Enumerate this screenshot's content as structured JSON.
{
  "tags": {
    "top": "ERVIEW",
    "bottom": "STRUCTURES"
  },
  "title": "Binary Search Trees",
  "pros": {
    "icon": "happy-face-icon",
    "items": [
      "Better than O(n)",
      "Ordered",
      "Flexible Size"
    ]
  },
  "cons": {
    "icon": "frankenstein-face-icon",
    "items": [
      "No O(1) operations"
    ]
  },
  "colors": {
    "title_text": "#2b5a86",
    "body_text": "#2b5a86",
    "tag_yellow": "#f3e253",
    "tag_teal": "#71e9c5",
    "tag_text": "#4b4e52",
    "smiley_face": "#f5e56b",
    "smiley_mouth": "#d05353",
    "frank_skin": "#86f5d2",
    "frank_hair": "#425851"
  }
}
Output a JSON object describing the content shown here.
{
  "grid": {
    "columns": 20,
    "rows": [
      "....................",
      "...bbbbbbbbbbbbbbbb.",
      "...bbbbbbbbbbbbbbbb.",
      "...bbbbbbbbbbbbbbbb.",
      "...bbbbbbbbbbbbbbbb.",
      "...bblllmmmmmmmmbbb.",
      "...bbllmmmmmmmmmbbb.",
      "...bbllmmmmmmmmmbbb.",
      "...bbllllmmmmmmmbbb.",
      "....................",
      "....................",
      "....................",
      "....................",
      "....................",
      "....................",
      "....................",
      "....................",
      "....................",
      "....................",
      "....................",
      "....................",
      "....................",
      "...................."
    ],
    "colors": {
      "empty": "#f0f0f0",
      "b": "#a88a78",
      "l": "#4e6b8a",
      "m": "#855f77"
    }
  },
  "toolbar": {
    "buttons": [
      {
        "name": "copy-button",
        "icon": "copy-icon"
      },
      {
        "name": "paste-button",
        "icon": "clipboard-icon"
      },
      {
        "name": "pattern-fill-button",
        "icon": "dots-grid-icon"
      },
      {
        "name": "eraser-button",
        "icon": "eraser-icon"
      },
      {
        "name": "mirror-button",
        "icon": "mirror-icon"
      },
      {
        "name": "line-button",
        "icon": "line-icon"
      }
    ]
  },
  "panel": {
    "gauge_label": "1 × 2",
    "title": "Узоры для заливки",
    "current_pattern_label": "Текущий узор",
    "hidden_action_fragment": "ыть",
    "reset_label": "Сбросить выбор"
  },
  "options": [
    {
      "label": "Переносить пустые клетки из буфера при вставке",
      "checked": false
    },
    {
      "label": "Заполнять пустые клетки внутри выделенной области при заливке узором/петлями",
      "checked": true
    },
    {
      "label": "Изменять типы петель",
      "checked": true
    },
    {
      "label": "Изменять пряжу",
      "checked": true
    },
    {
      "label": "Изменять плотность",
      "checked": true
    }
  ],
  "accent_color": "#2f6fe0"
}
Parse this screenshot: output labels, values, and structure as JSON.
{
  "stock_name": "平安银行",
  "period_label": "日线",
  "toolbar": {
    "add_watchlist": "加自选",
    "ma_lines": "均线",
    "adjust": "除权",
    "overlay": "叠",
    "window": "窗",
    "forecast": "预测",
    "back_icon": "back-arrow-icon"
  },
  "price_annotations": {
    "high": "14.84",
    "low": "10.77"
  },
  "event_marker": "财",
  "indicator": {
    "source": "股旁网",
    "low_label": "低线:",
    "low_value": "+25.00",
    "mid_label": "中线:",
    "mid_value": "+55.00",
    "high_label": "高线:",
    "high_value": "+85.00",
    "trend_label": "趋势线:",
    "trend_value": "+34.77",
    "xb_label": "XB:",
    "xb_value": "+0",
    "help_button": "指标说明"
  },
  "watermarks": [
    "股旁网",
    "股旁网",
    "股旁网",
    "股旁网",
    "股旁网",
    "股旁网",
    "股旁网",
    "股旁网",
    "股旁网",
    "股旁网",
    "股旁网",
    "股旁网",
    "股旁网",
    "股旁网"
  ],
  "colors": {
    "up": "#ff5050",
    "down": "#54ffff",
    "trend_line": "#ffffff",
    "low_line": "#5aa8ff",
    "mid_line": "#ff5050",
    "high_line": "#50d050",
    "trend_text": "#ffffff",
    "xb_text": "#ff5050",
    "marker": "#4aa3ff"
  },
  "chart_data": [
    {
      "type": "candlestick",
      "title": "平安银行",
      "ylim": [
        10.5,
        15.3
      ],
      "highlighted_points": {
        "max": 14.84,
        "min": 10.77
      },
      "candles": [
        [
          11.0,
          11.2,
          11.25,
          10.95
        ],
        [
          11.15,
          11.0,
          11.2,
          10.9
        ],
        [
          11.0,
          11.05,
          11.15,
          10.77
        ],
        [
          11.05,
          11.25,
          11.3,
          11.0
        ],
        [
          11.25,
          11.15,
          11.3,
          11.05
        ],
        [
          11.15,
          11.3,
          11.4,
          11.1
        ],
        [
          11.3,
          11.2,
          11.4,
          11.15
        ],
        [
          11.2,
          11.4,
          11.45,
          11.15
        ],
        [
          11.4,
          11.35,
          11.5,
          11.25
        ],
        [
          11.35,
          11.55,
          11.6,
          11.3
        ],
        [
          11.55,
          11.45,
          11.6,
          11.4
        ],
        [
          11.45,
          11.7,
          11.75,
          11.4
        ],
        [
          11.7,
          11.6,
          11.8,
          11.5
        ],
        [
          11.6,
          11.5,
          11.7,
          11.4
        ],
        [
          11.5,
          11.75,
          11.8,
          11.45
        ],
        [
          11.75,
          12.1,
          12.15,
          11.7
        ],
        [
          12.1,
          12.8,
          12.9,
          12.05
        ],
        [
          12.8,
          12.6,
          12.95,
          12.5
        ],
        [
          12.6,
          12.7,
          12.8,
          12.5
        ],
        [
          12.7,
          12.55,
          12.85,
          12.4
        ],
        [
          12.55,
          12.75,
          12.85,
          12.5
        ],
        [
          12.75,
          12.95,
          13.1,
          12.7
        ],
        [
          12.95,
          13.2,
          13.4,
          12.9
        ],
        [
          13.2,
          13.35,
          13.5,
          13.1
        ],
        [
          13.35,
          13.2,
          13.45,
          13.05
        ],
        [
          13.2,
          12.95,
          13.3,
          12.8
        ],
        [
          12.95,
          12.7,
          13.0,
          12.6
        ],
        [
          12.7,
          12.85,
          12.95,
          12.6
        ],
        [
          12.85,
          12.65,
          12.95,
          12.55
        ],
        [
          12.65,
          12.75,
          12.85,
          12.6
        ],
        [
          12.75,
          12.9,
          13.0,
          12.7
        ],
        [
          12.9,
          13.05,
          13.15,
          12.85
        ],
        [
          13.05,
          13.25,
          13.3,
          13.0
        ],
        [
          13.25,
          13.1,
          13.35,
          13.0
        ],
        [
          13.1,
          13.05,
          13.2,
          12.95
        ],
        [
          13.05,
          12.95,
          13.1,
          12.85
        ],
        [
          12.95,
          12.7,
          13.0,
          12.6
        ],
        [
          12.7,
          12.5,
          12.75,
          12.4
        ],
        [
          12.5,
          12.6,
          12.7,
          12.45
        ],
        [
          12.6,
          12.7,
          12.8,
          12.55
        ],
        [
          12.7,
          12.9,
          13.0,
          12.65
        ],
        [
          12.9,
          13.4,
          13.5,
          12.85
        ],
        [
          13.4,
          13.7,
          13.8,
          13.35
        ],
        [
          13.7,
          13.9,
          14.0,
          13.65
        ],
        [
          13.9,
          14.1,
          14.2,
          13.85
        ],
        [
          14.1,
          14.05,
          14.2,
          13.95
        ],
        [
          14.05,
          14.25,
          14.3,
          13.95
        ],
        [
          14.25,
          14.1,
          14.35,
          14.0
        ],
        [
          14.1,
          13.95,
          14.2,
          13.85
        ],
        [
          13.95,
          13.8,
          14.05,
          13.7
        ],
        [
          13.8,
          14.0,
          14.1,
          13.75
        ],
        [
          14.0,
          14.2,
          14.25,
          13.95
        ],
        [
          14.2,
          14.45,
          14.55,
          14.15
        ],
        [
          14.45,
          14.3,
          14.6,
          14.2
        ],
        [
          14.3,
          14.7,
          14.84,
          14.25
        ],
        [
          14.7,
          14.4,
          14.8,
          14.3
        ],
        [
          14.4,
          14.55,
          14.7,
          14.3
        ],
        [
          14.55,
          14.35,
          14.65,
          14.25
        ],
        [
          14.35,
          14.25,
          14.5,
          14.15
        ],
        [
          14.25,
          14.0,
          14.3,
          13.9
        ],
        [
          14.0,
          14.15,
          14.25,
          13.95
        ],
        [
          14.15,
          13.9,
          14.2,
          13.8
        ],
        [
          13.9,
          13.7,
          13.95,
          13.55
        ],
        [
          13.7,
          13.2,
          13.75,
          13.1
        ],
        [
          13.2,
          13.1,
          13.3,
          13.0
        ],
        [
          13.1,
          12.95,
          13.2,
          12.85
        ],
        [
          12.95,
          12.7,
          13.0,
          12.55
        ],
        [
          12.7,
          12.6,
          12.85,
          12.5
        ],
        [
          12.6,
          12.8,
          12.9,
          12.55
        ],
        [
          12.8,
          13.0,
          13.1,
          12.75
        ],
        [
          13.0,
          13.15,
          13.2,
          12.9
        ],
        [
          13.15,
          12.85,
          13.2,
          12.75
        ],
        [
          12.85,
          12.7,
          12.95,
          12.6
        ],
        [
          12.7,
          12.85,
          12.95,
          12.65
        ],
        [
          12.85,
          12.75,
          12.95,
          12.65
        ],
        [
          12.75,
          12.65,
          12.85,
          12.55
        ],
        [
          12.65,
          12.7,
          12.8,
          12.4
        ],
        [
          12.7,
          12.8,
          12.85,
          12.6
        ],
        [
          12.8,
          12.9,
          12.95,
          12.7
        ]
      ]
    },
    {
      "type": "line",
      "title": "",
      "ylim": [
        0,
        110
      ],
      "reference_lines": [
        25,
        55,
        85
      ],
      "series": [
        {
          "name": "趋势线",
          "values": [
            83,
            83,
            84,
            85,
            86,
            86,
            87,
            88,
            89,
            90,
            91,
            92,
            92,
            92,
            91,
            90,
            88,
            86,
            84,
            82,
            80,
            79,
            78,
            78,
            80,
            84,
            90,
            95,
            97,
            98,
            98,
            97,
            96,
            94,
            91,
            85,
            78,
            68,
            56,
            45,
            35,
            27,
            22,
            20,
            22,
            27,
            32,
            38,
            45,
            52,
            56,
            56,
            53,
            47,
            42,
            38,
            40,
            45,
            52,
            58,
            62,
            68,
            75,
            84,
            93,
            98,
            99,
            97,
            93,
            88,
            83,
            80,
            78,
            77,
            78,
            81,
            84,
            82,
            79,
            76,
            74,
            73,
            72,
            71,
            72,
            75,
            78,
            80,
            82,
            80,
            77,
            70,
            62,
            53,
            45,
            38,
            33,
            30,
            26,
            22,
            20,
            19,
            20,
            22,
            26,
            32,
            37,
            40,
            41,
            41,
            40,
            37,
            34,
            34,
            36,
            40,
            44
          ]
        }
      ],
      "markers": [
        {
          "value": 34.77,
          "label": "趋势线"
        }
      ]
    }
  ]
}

- SET EXERCISE:
Copy each line above that contains the word "icon".

- EXPECTED ANSWER:
    "icon": "happy-face-icon",
    "icon": "frankenstein-face-icon",
        "icon": "copy-icon"
        "icon": "clipboard-icon"
        "icon": "dots-grid-icon"
        "icon": "eraser-icon"
        "icon": "mirror-icon"
        "icon": "line-icon"
    "back_icon": "back-arrow-icon"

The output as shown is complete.